__Task description__. Check each line of the material below for the string "title", then report how many lines have it, and nothing else.

__Data for this task__.
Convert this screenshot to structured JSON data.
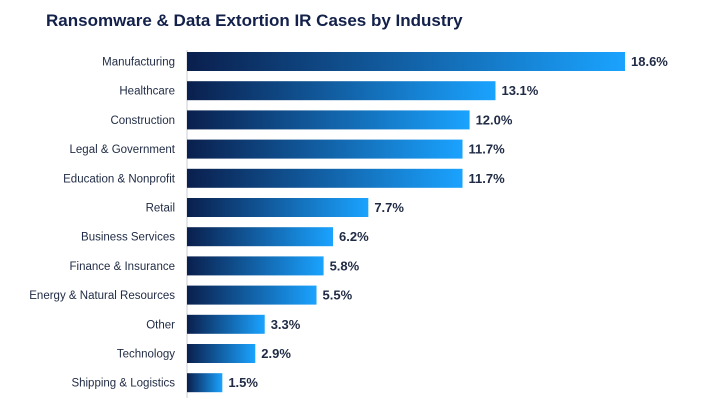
{
  "chart_data": {
    "type": "bar",
    "orientation": "horizontal",
    "title": "Ransomware & Data Extortion IR Cases by Industry",
    "categories": [
      "Manufacturing",
      "Healthcare",
      "Construction",
      "Legal & Government",
      "Education & Nonprofit",
      "Retail",
      "Business Services",
      "Finance & Insurance",
      "Energy & Natural Resources",
      "Other",
      "Technology",
      "Shipping & Logistics"
    ],
    "values": [
      18.6,
      13.1,
      12.0,
      11.7,
      11.7,
      7.7,
      6.2,
      5.8,
      5.5,
      3.3,
      2.9,
      1.5
    ],
    "value_labels": [
      "18.6%",
      "13.1%",
      "12.0%",
      "11.7%",
      "11.7%",
      "7.7%",
      "6.2%",
      "5.8%",
      "5.5%",
      "3.3%",
      "2.9%",
      "1.5%"
    ],
    "unit": "%",
    "xlim": [
      0,
      18.6
    ],
    "grid": false,
    "legend": "none",
    "colors": {
      "bar_gradient_start": "#0a1f4d",
      "bar_gradient_end": "#1aa3ff",
      "title": "#12204a",
      "text": "#1f2a44",
      "axis": "#c9ccd3"
    }
  }
}
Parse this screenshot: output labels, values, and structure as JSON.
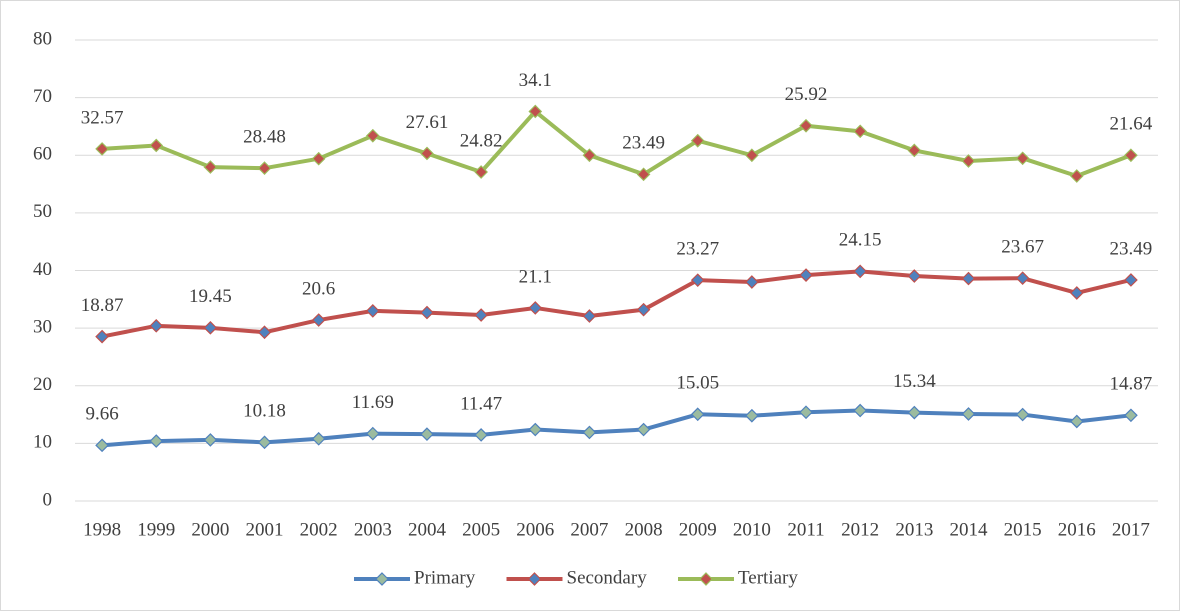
{
  "chart_data": {
    "type": "stacked-line",
    "categories": [
      "1998",
      "1999",
      "2000",
      "2001",
      "2002",
      "2003",
      "2004",
      "2005",
      "2006",
      "2007",
      "2008",
      "2009",
      "2010",
      "2011",
      "2012",
      "2013",
      "2014",
      "2015",
      "2016",
      "2017"
    ],
    "series": [
      {
        "name": "Primary",
        "color": "#4f81bd",
        "marker_color": "#9bbb9f",
        "values": [
          9.66,
          10.4,
          10.6,
          10.18,
          10.8,
          11.69,
          11.6,
          11.47,
          12.4,
          11.9,
          12.4,
          15.05,
          14.8,
          15.4,
          15.7,
          15.34,
          15.1,
          15.0,
          13.8,
          14.87
        ],
        "labeled_points": [
          0,
          3,
          5,
          7,
          11,
          15,
          19
        ]
      },
      {
        "name": "Secondary",
        "color": "#c0504d",
        "marker_color": "#4f81bd",
        "values": [
          18.87,
          20.0,
          19.45,
          19.1,
          20.6,
          21.3,
          21.1,
          20.8,
          21.1,
          20.2,
          20.8,
          23.27,
          23.2,
          23.8,
          24.15,
          23.7,
          23.5,
          23.67,
          22.3,
          23.49
        ],
        "labeled_points": [
          0,
          2,
          4,
          8,
          11,
          14,
          17,
          19
        ]
      },
      {
        "name": "Tertiary",
        "color": "#9bbb59",
        "marker_color": "#c0504d",
        "values": [
          32.57,
          31.3,
          27.9,
          28.48,
          28.0,
          30.4,
          27.61,
          24.82,
          34.1,
          27.9,
          23.49,
          24.2,
          22.0,
          25.92,
          24.3,
          21.8,
          20.4,
          20.8,
          20.3,
          21.64
        ],
        "labeled_points": [
          0,
          3,
          6,
          7,
          8,
          10,
          13,
          19
        ]
      }
    ],
    "ylim": [
      0,
      80
    ],
    "yticks": [
      0,
      10,
      20,
      30,
      40,
      50,
      60,
      70,
      80
    ],
    "grid": true,
    "legend": "bottom"
  }
}
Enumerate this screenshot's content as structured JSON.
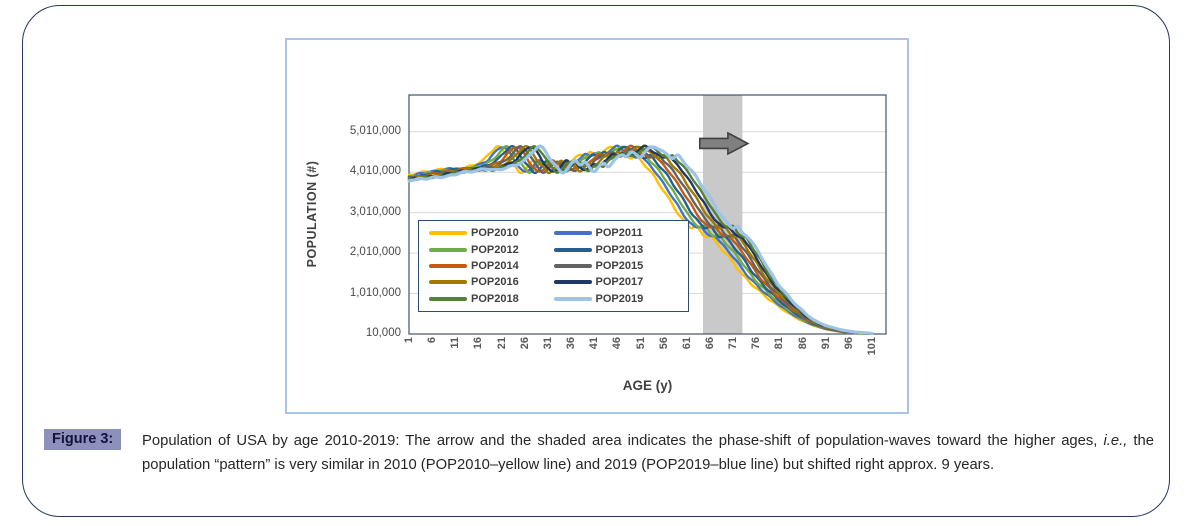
{
  "figure": {
    "label": "Figure 3:",
    "label_highlight_color": "#8D90BA",
    "caption_before_italic": "Population of USA by age 2010-2019: The arrow and the shaded area indicates the phase-shift of population-waves toward the higher ages, ",
    "caption_italic": "i.e.,",
    "caption_after_italic": " the population “pattern” is very similar in 2010 (POP2010–yellow line) and 2019 (POP2019–blue line) but shifted right approx. 9 years."
  },
  "chart_data": {
    "type": "line",
    "title": "",
    "xlabel": "AGE (y)",
    "ylabel": "POPULATION (#)",
    "xlim": [
      1,
      101
    ],
    "ylim": [
      10000,
      5920000
    ],
    "grid": "horizontal",
    "legend_position": "inside-left-middle",
    "x_ticks": [
      1,
      6,
      11,
      16,
      21,
      26,
      31,
      36,
      41,
      46,
      51,
      56,
      61,
      66,
      71,
      76,
      81,
      86,
      91,
      96,
      101
    ],
    "y_ticks": [
      {
        "value": 10000,
        "label": "10,000"
      },
      {
        "value": 1010000,
        "label": "1,010,000"
      },
      {
        "value": 2010000,
        "label": "2,010,000"
      },
      {
        "value": 3010000,
        "label": "3,010,000"
      },
      {
        "value": 4010000,
        "label": "4,010,000"
      },
      {
        "value": 5010000,
        "label": "5,010,000"
      }
    ],
    "series": [
      {
        "name": "POP2010",
        "color": "#FFC000",
        "shift_years": 0
      },
      {
        "name": "POP2011",
        "color": "#4472C4",
        "shift_years": 1
      },
      {
        "name": "POP2012",
        "color": "#70AD47",
        "shift_years": 2
      },
      {
        "name": "POP2013",
        "color": "#255E91",
        "shift_years": 3
      },
      {
        "name": "POP2014",
        "color": "#C55A11",
        "shift_years": 4
      },
      {
        "name": "POP2015",
        "color": "#636363",
        "shift_years": 5
      },
      {
        "name": "POP2016",
        "color": "#9E7B00",
        "shift_years": 6
      },
      {
        "name": "POP2017",
        "color": "#1F3864",
        "shift_years": 7
      },
      {
        "name": "POP2018",
        "color": "#538135",
        "shift_years": 8
      },
      {
        "name": "POP2019",
        "color": "#9DC3E6",
        "shift_years": 9
      }
    ],
    "base_curve_pop2010": {
      "age_start": 1,
      "age_step": 1,
      "values_millions": [
        3.92,
        3.96,
        4.0,
        4.01,
        4.02,
        4.04,
        4.06,
        4.08,
        4.1,
        4.08,
        4.06,
        4.09,
        4.12,
        4.15,
        4.18,
        4.24,
        4.3,
        4.43,
        4.55,
        4.66,
        4.6,
        4.44,
        4.25,
        4.12,
        3.98,
        4.06,
        4.2,
        4.32,
        4.18,
        4.28,
        4.1,
        4.02,
        4.16,
        4.24,
        4.12,
        4.28,
        4.36,
        4.46,
        4.4,
        4.52,
        4.44,
        4.38,
        4.52,
        4.6,
        4.66,
        4.58,
        4.5,
        4.42,
        4.35,
        4.45,
        4.3,
        4.18,
        4.05,
        3.9,
        3.72,
        3.55,
        3.38,
        3.2,
        3.0,
        2.85,
        2.72,
        2.62,
        2.7,
        2.52,
        2.4,
        2.46,
        2.32,
        2.18,
        2.05,
        1.92,
        1.78,
        1.62,
        1.48,
        1.36,
        1.24,
        1.14,
        1.04,
        0.94,
        0.85,
        0.76,
        0.68,
        0.6,
        0.52,
        0.45,
        0.39,
        0.33,
        0.28,
        0.235,
        0.195,
        0.16,
        0.13,
        0.105,
        0.085,
        0.068,
        0.054,
        0.043,
        0.035,
        0.028,
        0.023,
        0.019,
        0.016
      ]
    },
    "annotations": {
      "shaded_band": {
        "age_start": 64.5,
        "age_end": 73.0,
        "color": "#C9C9C9"
      },
      "arrow": {
        "direction": "right",
        "age_start": 63.8,
        "age_end": 74.2,
        "at_value": 4720000,
        "fill": "#808080",
        "outline": "#404040"
      }
    }
  }
}
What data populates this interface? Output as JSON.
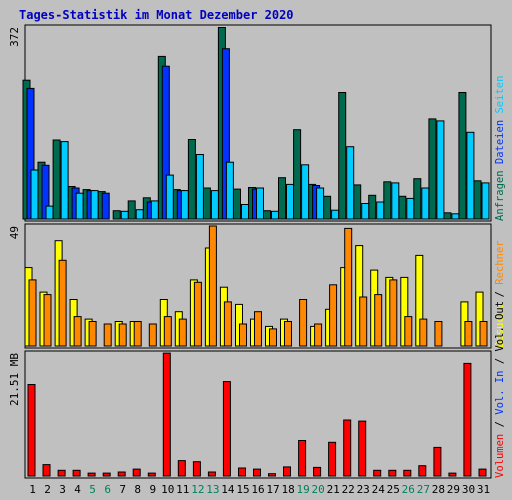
{
  "chart_data": {
    "type": "bar",
    "title": "Tages-Statistik im Monat Dezember 2020",
    "colors": {
      "background": "#c0c0c0",
      "title": "#0000c0",
      "hits": "#006a4e",
      "files": "#0033ff",
      "pages": "#00ccff",
      "visits": "#ffff00",
      "sites": "#ff8800",
      "volume": "#ff0000",
      "weekend": "#00805c"
    },
    "days": [
      "1",
      "2",
      "3",
      "4",
      "5",
      "6",
      "7",
      "8",
      "9",
      "10",
      "11",
      "12",
      "13",
      "14",
      "15",
      "16",
      "17",
      "18",
      "19",
      "20",
      "21",
      "22",
      "23",
      "24",
      "25",
      "26",
      "27",
      "28",
      "29",
      "30",
      "31"
    ],
    "weekend_days": [
      "5",
      "6",
      "12",
      "13",
      "19",
      "20",
      "26",
      "27"
    ],
    "panels": [
      {
        "id": "top",
        "ylabel": "372",
        "ymax": 372,
        "series": [
          {
            "name": "Anfragen",
            "color_key": "hits",
            "values": [
              269,
              110,
              153,
              63,
              57,
              53,
              16,
              35,
              41,
              315,
              57,
              154,
              60,
              371,
              58,
              61,
              16,
              80,
              173,
              67,
              44,
              245,
              66,
              46,
              72,
              44,
              78,
              194,
              12,
              245,
              74
            ]
          },
          {
            "name": "Dateien",
            "color_key": "files",
            "values": [
              253,
              104,
              0,
              60,
              55,
              50,
              0,
              0,
              33,
              296,
              55,
              0,
              0,
              330,
              0,
              58,
              0,
              0,
              0,
              65,
              0,
              0,
              0,
              0,
              0,
              0,
              0,
              0,
              0,
              0,
              0
            ]
          },
          {
            "name": "Seiten",
            "color_key": "pages",
            "values": [
              95,
              25,
              150,
              50,
              55,
              0,
              15,
              18,
              35,
              85,
              55,
              125,
              55,
              110,
              28,
              60,
              15,
              67,
              105,
              60,
              17,
              140,
              30,
              33,
              70,
              40,
              60,
              190,
              10,
              168,
              70
            ]
          }
        ],
        "right_labels": [
          {
            "text": "Anfragen",
            "color_key": "hits"
          },
          {
            "text": "Dateien",
            "color_key": "files"
          },
          {
            "text": "Seiten",
            "color_key": "pages"
          }
        ]
      },
      {
        "id": "middle",
        "ylabel": "49",
        "ymax": 49,
        "series": [
          {
            "name": "Besuche",
            "color_key": "visits",
            "values": [
              32,
              22,
              43,
              19,
              11,
              0,
              10,
              10,
              0,
              19,
              14,
              27,
              40,
              24,
              17,
              11,
              8,
              11,
              0,
              8,
              15,
              32,
              41,
              31,
              28,
              28,
              37,
              0,
              0,
              18,
              22
            ]
          },
          {
            "name": "Rechner",
            "color_key": "sites",
            "values": [
              27,
              21,
              35,
              12,
              10,
              9,
              9,
              10,
              9,
              12,
              11,
              26,
              49,
              18,
              9,
              14,
              7,
              10,
              19,
              9,
              25,
              48,
              20,
              21,
              27,
              12,
              11,
              10,
              0,
              10,
              10
            ]
          }
        ],
        "right_labels": [
          {
            "text": "Besuche",
            "color_key": "visits"
          },
          {
            "text": "/",
            "color_key": "text"
          },
          {
            "text": "Rechner",
            "color_key": "sites"
          }
        ]
      },
      {
        "id": "bottom",
        "ylabel": "21.51 MB",
        "ymax": 21.51,
        "series": [
          {
            "name": "Volumen",
            "color_key": "volume",
            "values": [
              16.0,
              2.0,
              1.0,
              1.0,
              0.5,
              0.5,
              0.7,
              1.2,
              0.5,
              21.5,
              2.7,
              2.5,
              0.7,
              16.5,
              1.4,
              1.2,
              0.4,
              1.6,
              6.2,
              1.5,
              5.9,
              9.8,
              9.6,
              1.0,
              1.0,
              1.0,
              1.8,
              5.0,
              0.5,
              19.7,
              1.2
            ]
          }
        ],
        "right_labels": [
          {
            "text": "Volumen",
            "color_key": "volume"
          },
          {
            "text": "/",
            "color_key": "text"
          },
          {
            "text": "Vol. In",
            "color_key": "files"
          },
          {
            "text": "/",
            "color_key": "text"
          },
          {
            "text": "Vol. Out",
            "color_key": "text"
          }
        ]
      }
    ],
    "text_color": "#000000"
  }
}
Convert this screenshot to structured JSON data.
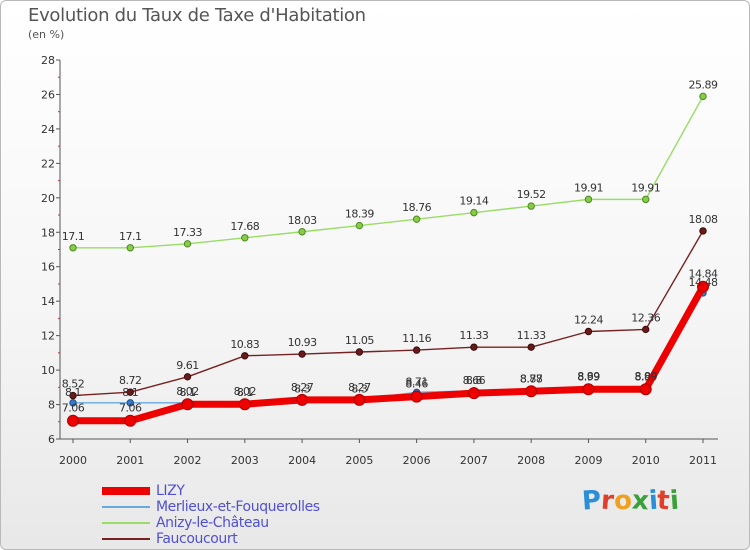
{
  "title": "Evolution du Taux de Taxe d'Habitation",
  "unit": "(en %)",
  "logo": {
    "text": "Proxiti",
    "colors": [
      "#2a8fd6",
      "#e0402a",
      "#f0a020",
      "#3aa03a",
      "#2a8fd6",
      "#e0402a",
      "#3aa03a"
    ]
  },
  "chart_data": {
    "type": "line",
    "x": [
      2000,
      2001,
      2002,
      2003,
      2004,
      2005,
      2006,
      2007,
      2008,
      2009,
      2010,
      2011
    ],
    "ylim": [
      6,
      28
    ],
    "yticks": [
      6,
      8,
      10,
      12,
      14,
      16,
      18,
      20,
      22,
      24,
      26,
      28
    ],
    "grid": false,
    "legend_position": "bottom-left",
    "series": [
      {
        "name": "Anizy-le-Château",
        "color": "#99dd66",
        "values": [
          17.1,
          17.1,
          17.33,
          17.68,
          18.03,
          18.39,
          18.76,
          19.14,
          19.52,
          19.91,
          19.91,
          25.89
        ],
        "labels": [
          "17.1",
          "17.1",
          "17.33",
          "17.68",
          "18.03",
          "18.39",
          "18.76",
          "19.14",
          "19.52",
          "19.91",
          "19.91",
          "25.89"
        ]
      },
      {
        "name": "Faucoucourt",
        "color": "#772222",
        "values": [
          8.52,
          8.72,
          9.61,
          10.83,
          10.93,
          11.05,
          11.16,
          11.33,
          11.33,
          12.24,
          12.36,
          18.08
        ],
        "labels": [
          "8.52",
          "8.72",
          "9.61",
          "10.83",
          "10.93",
          "11.05",
          "11.16",
          "11.33",
          "11.33",
          "12.24",
          "12.36",
          "18.08"
        ]
      },
      {
        "name": "Merlieux-et-Fouquerolles",
        "color": "#66aadd",
        "values": [
          8.1,
          8.1,
          8.1,
          8.1,
          8.3,
          8.3,
          8.71,
          8.8,
          8.88,
          8.99,
          8.99,
          14.48
        ],
        "labels": [
          "8.1",
          "8.1",
          "8.1",
          "8.1",
          "8.3",
          "8.3",
          "8.71",
          "8.8",
          "8.88",
          "8.99",
          "8.99",
          "14.48"
        ]
      },
      {
        "name": "LIZY",
        "color": "#ee0000",
        "values": [
          7.06,
          7.06,
          8.02,
          8.02,
          8.27,
          8.27,
          8.46,
          8.66,
          8.77,
          8.89,
          8.89,
          14.84
        ],
        "labels": [
          "7.06",
          "7.06",
          "8.02",
          "8.02",
          "8.27",
          "8.27",
          "8.46",
          "8.66",
          "8.77",
          "8.89",
          "8.89",
          "14.84"
        ]
      }
    ],
    "legend_order": [
      "LIZY",
      "Merlieux-et-Fouquerolles",
      "Anizy-le-Château",
      "Faucoucourt"
    ]
  }
}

__Problem solution__. 6